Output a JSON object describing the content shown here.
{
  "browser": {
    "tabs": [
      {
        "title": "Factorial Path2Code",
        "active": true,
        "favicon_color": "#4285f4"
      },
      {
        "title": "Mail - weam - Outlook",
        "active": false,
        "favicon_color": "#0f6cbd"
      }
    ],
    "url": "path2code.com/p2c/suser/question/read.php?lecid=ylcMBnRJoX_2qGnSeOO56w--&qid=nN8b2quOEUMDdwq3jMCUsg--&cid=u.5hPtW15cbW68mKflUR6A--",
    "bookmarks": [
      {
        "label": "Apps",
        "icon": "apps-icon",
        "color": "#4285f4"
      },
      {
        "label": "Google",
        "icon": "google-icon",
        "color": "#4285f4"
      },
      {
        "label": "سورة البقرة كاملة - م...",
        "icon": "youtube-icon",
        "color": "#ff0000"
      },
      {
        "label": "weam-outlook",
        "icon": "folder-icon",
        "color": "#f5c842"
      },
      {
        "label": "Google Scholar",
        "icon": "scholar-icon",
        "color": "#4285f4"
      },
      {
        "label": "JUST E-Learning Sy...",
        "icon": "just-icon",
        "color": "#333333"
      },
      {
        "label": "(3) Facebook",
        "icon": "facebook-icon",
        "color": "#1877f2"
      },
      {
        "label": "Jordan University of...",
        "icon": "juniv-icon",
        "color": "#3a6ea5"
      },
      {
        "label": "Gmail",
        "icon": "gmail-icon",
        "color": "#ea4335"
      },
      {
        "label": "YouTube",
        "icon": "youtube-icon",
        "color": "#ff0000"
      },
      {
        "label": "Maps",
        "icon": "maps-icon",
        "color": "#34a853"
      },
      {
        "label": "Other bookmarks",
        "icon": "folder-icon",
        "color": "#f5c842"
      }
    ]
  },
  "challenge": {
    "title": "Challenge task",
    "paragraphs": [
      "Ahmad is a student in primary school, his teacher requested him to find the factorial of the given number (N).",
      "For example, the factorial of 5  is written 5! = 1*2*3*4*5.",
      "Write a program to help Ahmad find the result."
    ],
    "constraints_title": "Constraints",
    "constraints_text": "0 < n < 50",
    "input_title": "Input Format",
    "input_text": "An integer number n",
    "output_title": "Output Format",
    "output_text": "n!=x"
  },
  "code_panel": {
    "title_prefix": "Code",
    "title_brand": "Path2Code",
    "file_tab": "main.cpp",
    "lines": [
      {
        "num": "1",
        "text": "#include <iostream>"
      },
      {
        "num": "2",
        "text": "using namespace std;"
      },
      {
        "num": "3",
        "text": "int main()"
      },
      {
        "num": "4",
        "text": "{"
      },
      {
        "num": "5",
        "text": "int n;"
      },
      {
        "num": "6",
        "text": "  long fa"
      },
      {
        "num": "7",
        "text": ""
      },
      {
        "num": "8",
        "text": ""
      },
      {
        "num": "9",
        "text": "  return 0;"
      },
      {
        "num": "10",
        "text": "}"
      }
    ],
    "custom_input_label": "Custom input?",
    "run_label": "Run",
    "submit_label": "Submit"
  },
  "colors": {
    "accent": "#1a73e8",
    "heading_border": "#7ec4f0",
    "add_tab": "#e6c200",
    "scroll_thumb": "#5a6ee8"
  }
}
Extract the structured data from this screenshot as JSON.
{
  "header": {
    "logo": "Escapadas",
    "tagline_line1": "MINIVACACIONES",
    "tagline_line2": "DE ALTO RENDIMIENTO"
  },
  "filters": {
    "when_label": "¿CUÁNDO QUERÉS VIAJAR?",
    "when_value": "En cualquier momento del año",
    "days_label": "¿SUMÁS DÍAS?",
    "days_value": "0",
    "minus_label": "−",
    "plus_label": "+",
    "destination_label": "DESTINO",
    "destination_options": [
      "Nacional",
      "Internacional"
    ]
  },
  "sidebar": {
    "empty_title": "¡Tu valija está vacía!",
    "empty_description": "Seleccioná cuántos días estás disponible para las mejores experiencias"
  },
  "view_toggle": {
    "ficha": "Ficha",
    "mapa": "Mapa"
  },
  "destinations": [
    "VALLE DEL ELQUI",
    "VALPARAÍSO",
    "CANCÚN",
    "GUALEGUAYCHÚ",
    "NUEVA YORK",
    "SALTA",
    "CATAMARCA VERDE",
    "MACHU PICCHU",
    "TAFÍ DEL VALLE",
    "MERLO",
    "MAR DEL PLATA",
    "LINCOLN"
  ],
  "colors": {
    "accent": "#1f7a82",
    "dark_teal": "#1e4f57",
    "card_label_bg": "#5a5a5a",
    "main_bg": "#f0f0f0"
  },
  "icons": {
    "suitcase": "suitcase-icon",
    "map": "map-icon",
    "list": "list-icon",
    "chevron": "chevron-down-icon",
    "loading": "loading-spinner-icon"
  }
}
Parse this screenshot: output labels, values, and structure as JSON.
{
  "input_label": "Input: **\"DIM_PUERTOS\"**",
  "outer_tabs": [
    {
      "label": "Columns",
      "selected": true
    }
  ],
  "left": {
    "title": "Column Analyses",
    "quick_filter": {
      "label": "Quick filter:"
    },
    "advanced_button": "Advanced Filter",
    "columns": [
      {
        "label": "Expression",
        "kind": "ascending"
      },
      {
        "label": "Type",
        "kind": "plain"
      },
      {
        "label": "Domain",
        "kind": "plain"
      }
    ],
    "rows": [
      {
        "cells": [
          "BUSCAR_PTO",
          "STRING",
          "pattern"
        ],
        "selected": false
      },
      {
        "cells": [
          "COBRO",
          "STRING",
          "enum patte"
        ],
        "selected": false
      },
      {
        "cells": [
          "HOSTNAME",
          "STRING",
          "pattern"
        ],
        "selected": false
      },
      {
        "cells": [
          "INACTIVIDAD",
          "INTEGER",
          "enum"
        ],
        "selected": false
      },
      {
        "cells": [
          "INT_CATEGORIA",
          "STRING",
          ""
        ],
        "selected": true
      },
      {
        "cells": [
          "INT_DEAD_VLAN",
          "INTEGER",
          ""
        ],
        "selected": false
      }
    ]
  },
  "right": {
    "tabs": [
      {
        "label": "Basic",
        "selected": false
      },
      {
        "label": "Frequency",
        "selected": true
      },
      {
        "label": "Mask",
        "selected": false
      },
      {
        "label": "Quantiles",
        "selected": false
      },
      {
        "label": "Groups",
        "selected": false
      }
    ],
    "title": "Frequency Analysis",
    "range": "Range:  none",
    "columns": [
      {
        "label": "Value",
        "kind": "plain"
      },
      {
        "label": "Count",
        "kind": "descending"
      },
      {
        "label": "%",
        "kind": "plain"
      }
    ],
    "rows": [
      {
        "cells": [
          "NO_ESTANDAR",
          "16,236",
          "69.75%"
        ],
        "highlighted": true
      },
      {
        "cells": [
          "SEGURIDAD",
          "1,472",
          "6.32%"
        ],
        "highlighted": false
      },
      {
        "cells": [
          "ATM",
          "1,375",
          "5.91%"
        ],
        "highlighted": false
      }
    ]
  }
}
++++++++++++++++++++
The records above are to be repeated exactly, in their entirety.

Output a JSON object describing the content shown here.
{
  "browser": {
    "tabs": [
      {
        "title": "Factorial Path2Code",
        "active": true,
        "favicon_color": "#4285f4"
      },
      {
        "title": "Mail - weam - Outlook",
        "active": false,
        "favicon_color": "#0f6cbd"
      }
    ],
    "url": "path2code.com/p2c/suser/question/read.php?lecid=ylcMBnRJoX_2qGnSeOO56w--&qid=nN8b2quOEUMDdwq3jMCUsg--&cid=u.5hPtW15cbW68mKflUR6A--",
    "bookmarks": [
      {
        "label": "Apps",
        "icon": "apps-icon",
        "color": "#4285f4"
      },
      {
        "label": "Google",
        "icon": "google-icon",
        "color": "#4285f4"
      },
      {
        "label": "سورة البقرة كاملة - م...",
        "icon": "youtube-icon",
        "color": "#ff0000"
      },
      {
        "label": "weam-outlook",
        "icon": "folder-icon",
        "color": "#f5c842"
      },
      {
        "label": "Google Scholar",
        "icon": "scholar-icon",
        "color": "#4285f4"
      },
      {
        "label": "JUST E-Learning Sy...",
        "icon": "just-icon",
        "color": "#333333"
      },
      {
        "label": "(3) Facebook",
        "icon": "facebook-icon",
        "color": "#1877f2"
      },
      {
        "label": "Jordan University of...",
        "icon": "juniv-icon",
        "color": "#3a6ea5"
      },
      {
        "label": "Gmail",
        "icon": "gmail-icon",
        "color": "#ea4335"
      },
      {
        "label": "YouTube",
        "icon": "youtube-icon",
        "color": "#ff0000"
      },
      {
        "label": "Maps",
        "icon": "maps-icon",
        "color": "#34a853"
      },
      {
        "label": "Other bookmarks",
        "icon": "folder-icon",
        "color": "#f5c842"
      }
    ]
  },
  "challenge": {
    "title": "Challenge task",
    "paragraphs": [
      "Ahmad is a student in primary school, his teacher requested him to find the factorial of the given number (N).",
      "For example, the factorial of 5  is written 5! = 1*2*3*4*5.",
      "Write a program to help Ahmad find the result."
    ],
    "constraints_title": "Constraints",
    "constraints_text": "0 < n < 50",
    "input_title": "Input Format",
    "input_text": "An integer number n",
    "output_title": "Output Format",
    "output_text": "n!=x"
  },
  "code_panel": {
    "title_prefix": "Code",
    "title_brand": "Path2Code",
    "file_tab": "main.cpp",
    "lines": [
      {
        "num": "1",
        "text": "#include <iostream>"
      },
      {
        "num": "2",
        "text": "using namespace std;"
      },
      {
        "num": "3",
        "text": "int main()"
      },
      {
        "num": "4",
        "text": "{"
      },
      {
        "num": "5",
        "text": "int n;"
      },
      {
        "num": "6",
        "text": "  long fa"
      },
      {
        "num": "7",
        "text": ""
      },
      {
        "num": "8",
        "text": ""
      },
      {
        "num": "9",
        "text": "  return 0;"
      },
      {
        "num": "10",
        "text": "}"
      }
    ],
    "custom_input_label": "Custom input?",
    "run_label": "Run",
    "submit_label": "Submit"
  },
  "colors": {
    "accent": "#1a73e8",
    "heading_border": "#7ec4f0",
    "add_tab": "#e6c200",
    "scroll_thumb": "#5a6ee8"
  }
}
Extract the structured data from this screenshot as JSON.
{
  "header": {
    "logo": "Escapadas",
    "tagline_line1": "MINIVACACIONES",
    "tagline_line2": "DE ALTO RENDIMIENTO"
  },
  "filters": {
    "when_label": "¿CUÁNDO QUERÉS VIAJAR?",
    "when_value": "En cualquier momento del año",
    "days_label": "¿SUMÁS DÍAS?",
    "days_value": "0",
    "minus_label": "−",
    "plus_label": "+",
    "destination_label": "DESTINO",
    "destination_options": [
      "Nacional",
      "Internacional"
    ]
  },
  "sidebar": {
    "empty_title": "¡Tu valija está vacía!",
    "empty_description": "Seleccioná cuántos días estás disponible para las mejores experiencias"
  },
  "view_toggle": {
    "ficha": "Ficha",
    "mapa": "Mapa"
  },
  "destinations": [
    "VALLE DEL ELQUI",
    "VALPARAÍSO",
    "CANCÚN",
    "GUALEGUAYCHÚ",
    "NUEVA YORK",
    "SALTA",
    "CATAMARCA VERDE",
    "MACHU PICCHU",
    "TAFÍ DEL VALLE",
    "MERLO",
    "MAR DEL PLATA",
    "LINCOLN"
  ],
  "colors": {
    "accent": "#1f7a82",
    "dark_teal": "#1e4f57",
    "card_label_bg": "#5a5a5a",
    "main_bg": "#f0f0f0"
  },
  "icons": {
    "suitcase": "suitcase-icon",
    "map": "map-icon",
    "list": "list-icon",
    "chevron": "chevron-down-icon",
    "loading": "loading-spinner-icon"
  }
}
Parse this screenshot: output labels, values, and structure as JSON.
{
  "input_label": "Input: **\"DIM_PUERTOS\"**",
  "outer_tabs": [
    {
      "label": "Columns",
      "selected": true
    }
  ],
  "left": {
    "title": "Column Analyses",
    "quick_filter": {
      "label": "Quick filter:"
    },
    "advanced_button": "Advanced Filter",
    "columns": [
      {
        "label": "Expression",
        "kind": "ascending"
      },
      {
        "label": "Type",
        "kind": "plain"
      },
      {
        "label": "Domain",
        "kind": "plain"
      }
    ],
    "rows": [
      {
        "cells": [
          "BUSCAR_PTO",
          "STRING",
          "pattern"
        ],
        "selected": false
      },
      {
        "cells": [
          "COBRO",
          "STRING",
          "enum patte"
        ],
        "selected": false
      },
      {
        "cells": [
          "HOSTNAME",
          "STRING",
          "pattern"
        ],
        "selected": false
      },
      {
        "cells": [
          "INACTIVIDAD",
          "INTEGER",
          "enum"
        ],
        "selected": false
      },
      {
        "cells": [
          "INT_CATEGORIA",
          "STRING",
          ""
        ],
        "selected": true
      },
      {
        "cells": [
          "INT_DEAD_VLAN",
          "INTEGER",
          ""
        ],
        "selected": false
      }
    ]
  },
  "right": {
    "tabs": [
      {
        "label": "Basic",
        "selected": false
      },
      {
        "label": "Frequency",
        "selected": true
      },
      {
        "label": "Mask",
        "selected": false
      },
      {
        "label": "Quantiles",
        "selected": false
      },
      {
        "label": "Groups",
        "selected": false
      }
    ],
    "title": "Frequency Analysis",
    "range": "Range:  none",
    "columns": [
      {
        "label": "Value",
        "kind": "plain"
      },
      {
        "label": "Count",
        "kind": "descending"
      },
      {
        "label": "%",
        "kind": "plain"
      }
    ],
    "rows": [
      {
        "cells": [
          "NO_ESTANDAR",
          "16,236",
          "69.75%"
        ],
        "highlighted": true
      },
      {
        "cells": [
          "SEGURIDAD",
          "1,472",
          "6.32%"
        ],
        "highlighted": false
      },
      {
        "cells": [
          "ATM",
          "1,375",
          "5.91%"
        ],
        "highlighted": false
      }
    ]
  }
}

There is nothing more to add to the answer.